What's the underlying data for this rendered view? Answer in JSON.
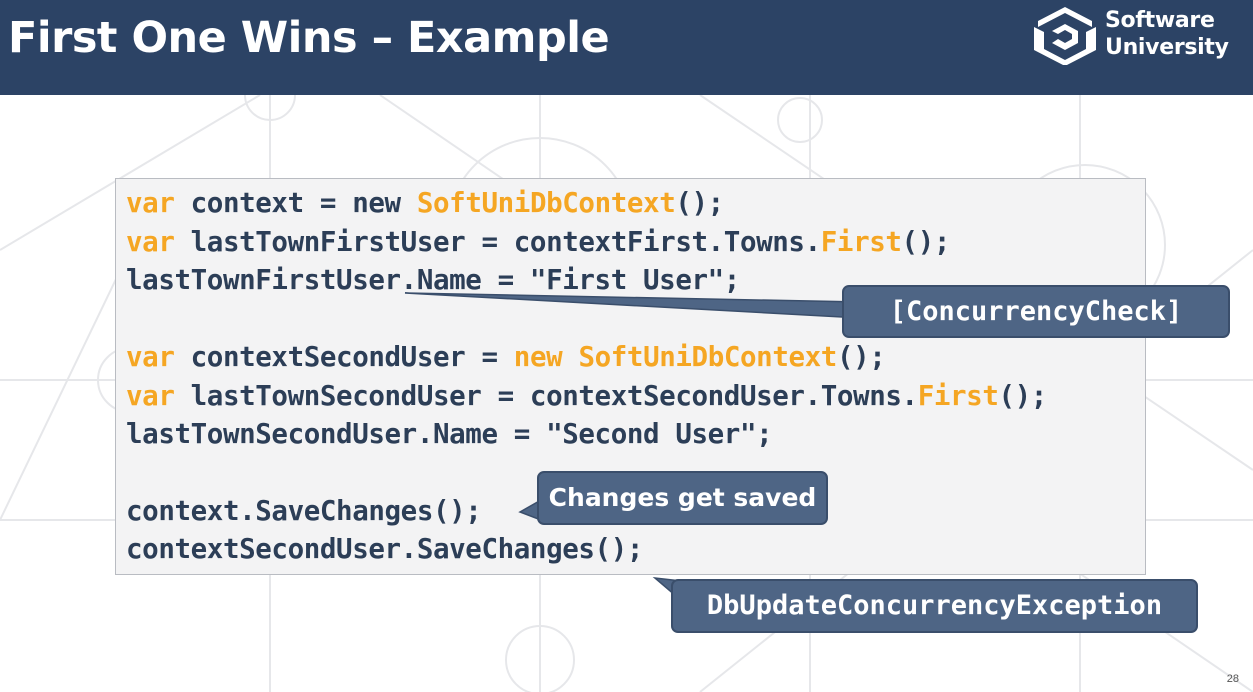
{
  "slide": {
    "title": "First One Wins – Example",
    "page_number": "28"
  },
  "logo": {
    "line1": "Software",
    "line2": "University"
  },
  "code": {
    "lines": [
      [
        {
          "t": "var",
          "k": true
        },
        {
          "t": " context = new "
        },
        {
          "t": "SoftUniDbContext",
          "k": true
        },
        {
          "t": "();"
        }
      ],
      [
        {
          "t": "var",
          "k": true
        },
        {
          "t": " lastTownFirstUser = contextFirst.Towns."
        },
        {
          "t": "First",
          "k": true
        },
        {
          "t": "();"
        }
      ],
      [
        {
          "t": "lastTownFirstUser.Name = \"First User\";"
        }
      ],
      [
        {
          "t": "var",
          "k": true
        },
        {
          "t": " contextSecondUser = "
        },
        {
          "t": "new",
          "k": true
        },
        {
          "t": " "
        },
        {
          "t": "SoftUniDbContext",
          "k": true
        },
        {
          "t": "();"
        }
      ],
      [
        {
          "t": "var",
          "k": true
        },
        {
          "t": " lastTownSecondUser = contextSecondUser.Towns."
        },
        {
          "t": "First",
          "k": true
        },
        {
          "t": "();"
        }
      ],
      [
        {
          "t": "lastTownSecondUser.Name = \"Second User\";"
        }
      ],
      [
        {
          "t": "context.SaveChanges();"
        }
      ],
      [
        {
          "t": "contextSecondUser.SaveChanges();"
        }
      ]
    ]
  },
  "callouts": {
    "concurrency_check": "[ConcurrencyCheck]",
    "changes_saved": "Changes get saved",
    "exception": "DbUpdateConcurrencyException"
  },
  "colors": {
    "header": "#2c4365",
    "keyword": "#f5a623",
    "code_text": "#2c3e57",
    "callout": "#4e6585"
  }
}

...

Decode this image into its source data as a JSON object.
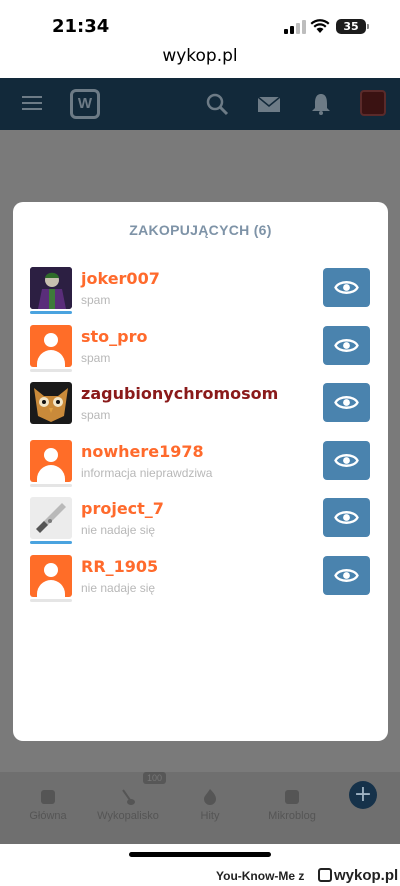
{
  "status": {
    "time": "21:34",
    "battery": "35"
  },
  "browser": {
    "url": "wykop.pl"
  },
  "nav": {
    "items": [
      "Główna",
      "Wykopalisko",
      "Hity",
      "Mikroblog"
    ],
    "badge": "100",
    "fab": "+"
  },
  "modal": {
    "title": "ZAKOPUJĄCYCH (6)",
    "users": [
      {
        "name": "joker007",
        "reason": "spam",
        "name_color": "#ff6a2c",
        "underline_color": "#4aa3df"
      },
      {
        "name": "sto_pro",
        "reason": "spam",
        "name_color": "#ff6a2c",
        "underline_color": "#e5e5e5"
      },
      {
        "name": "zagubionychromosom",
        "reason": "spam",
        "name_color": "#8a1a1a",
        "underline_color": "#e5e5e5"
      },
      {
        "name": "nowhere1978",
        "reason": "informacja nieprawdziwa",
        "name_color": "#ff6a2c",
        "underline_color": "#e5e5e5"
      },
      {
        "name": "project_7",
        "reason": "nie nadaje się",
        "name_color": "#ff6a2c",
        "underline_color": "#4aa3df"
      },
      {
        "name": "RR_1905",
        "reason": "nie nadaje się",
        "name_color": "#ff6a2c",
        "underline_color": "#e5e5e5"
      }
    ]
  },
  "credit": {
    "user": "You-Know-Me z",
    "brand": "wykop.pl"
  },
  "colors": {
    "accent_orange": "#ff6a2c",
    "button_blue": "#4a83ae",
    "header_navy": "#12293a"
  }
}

==

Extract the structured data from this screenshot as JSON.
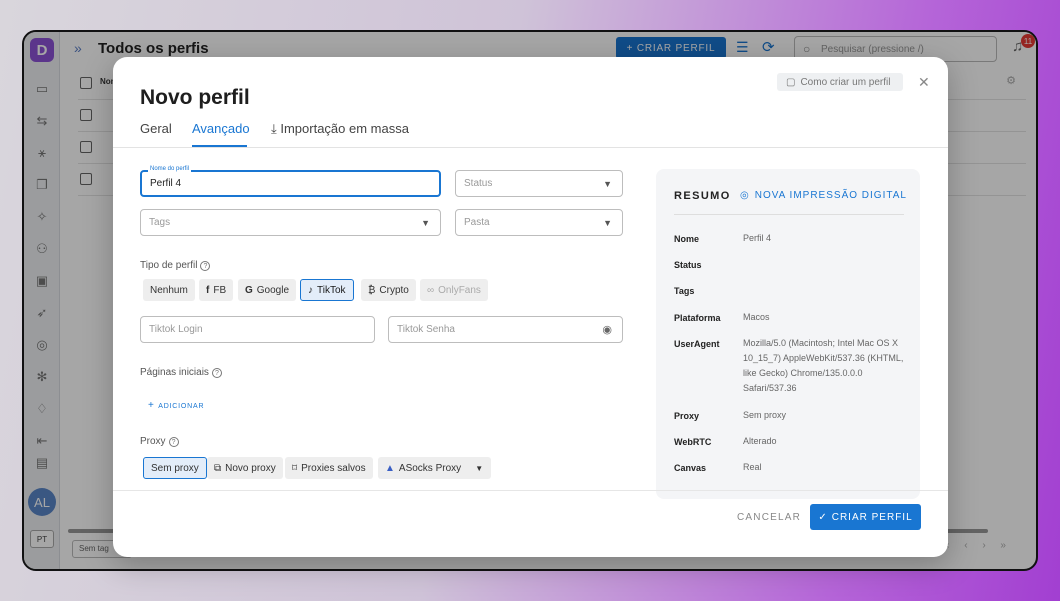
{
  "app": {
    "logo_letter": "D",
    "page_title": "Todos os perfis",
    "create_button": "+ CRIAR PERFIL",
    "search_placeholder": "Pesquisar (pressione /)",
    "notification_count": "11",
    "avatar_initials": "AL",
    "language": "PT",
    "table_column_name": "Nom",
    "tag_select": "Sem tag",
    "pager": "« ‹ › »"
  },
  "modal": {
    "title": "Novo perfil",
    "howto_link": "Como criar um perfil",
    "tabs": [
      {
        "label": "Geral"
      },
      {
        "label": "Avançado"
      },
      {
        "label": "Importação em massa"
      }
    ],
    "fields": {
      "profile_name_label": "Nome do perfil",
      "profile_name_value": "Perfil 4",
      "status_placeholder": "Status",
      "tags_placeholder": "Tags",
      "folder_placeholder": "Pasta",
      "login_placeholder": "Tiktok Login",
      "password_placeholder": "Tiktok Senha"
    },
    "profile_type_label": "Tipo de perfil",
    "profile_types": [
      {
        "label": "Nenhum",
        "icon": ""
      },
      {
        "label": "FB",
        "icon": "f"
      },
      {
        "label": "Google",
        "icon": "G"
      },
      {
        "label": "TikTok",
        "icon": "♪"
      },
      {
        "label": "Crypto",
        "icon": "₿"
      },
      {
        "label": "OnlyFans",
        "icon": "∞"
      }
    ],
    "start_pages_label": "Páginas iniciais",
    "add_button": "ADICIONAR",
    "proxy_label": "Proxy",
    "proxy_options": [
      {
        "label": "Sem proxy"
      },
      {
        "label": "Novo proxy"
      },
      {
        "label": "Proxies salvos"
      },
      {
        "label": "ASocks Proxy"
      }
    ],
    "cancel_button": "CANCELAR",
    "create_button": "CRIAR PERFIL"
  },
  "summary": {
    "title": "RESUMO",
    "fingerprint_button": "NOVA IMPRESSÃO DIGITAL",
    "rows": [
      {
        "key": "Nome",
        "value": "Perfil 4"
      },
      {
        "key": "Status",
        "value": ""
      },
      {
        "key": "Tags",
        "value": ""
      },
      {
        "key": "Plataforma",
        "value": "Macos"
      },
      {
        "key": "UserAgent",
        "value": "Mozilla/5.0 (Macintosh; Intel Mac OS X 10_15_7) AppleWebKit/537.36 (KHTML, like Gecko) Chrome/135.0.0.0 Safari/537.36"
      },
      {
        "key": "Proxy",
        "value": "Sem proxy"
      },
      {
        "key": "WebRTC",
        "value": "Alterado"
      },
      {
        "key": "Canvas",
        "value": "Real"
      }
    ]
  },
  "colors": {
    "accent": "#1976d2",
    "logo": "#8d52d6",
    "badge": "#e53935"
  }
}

Directions → Report how many lines of the listing above include the word "this". Say nothing but the number.

Task response → 3